Records that describe figures:
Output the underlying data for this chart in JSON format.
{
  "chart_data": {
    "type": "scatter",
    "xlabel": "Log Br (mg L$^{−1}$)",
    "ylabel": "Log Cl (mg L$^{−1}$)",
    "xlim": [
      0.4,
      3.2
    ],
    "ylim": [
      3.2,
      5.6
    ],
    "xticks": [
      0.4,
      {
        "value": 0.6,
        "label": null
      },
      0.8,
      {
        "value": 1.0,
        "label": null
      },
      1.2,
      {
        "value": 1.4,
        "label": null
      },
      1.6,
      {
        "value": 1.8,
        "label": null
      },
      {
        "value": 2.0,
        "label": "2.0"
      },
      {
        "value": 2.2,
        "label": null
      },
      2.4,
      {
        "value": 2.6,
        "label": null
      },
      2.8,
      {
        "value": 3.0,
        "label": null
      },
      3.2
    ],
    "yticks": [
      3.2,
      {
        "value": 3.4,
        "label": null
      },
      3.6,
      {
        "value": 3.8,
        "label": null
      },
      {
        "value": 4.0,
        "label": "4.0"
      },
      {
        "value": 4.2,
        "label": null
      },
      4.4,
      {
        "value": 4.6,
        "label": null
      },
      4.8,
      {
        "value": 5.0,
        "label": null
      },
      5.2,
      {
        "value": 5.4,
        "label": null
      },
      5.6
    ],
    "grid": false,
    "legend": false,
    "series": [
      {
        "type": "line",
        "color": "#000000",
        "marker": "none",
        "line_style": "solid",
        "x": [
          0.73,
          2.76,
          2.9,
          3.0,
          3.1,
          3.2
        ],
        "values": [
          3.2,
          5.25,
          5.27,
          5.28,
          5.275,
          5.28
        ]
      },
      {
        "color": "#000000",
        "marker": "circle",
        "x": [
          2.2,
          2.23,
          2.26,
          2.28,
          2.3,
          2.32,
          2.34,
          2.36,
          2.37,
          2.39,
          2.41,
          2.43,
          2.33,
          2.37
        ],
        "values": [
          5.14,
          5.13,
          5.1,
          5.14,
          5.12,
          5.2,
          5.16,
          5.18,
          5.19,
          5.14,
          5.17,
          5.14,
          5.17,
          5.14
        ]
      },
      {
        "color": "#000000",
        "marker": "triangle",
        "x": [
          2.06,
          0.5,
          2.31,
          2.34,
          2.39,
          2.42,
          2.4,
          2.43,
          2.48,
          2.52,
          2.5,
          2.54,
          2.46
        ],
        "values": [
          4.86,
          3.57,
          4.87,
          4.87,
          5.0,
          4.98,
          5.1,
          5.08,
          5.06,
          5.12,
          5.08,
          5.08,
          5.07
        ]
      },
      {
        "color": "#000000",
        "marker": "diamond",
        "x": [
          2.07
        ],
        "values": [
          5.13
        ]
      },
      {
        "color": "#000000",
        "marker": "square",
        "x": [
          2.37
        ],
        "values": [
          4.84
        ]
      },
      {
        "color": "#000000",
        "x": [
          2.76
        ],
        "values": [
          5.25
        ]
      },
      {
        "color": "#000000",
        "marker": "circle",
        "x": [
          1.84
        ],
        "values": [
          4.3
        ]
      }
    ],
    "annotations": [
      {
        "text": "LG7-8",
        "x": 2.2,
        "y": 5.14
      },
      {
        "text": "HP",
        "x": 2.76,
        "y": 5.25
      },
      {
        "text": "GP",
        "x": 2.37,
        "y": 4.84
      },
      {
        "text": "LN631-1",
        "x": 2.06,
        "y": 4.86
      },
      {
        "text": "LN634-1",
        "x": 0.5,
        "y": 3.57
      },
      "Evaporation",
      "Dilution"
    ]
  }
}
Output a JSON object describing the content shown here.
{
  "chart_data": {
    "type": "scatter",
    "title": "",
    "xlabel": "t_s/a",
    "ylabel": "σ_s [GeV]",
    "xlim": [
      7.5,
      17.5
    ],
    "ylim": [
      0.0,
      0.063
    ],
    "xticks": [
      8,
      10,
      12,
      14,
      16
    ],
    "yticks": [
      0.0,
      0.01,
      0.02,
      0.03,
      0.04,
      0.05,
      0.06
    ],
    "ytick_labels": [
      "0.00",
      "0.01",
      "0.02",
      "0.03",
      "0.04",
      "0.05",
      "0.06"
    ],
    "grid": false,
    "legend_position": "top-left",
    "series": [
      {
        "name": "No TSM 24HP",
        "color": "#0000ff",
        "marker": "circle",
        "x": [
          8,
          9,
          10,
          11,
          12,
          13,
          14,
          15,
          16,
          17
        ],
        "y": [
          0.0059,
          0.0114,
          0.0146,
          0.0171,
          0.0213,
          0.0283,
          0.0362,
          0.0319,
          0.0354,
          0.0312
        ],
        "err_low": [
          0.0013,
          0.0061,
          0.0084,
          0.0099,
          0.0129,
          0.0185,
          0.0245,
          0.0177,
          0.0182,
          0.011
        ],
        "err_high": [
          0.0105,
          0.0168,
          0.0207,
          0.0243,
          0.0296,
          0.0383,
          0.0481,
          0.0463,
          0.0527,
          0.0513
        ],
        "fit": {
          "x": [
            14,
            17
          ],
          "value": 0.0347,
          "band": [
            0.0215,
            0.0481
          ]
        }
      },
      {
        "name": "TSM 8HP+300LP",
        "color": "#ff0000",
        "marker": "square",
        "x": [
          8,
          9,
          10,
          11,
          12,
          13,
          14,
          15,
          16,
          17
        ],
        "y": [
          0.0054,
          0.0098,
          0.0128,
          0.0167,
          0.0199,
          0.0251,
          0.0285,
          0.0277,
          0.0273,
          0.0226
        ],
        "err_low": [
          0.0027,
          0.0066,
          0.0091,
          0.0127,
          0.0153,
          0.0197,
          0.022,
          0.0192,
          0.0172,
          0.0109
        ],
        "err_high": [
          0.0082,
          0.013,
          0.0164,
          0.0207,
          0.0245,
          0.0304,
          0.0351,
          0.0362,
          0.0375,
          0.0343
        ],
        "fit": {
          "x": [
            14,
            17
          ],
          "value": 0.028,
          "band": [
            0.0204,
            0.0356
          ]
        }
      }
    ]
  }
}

» **Task details**: Identify every line where the string "JSON" appears.

» **In response**:
Output the underlying data for this chart in JSON format.
Output a JSON object describing the content shown here.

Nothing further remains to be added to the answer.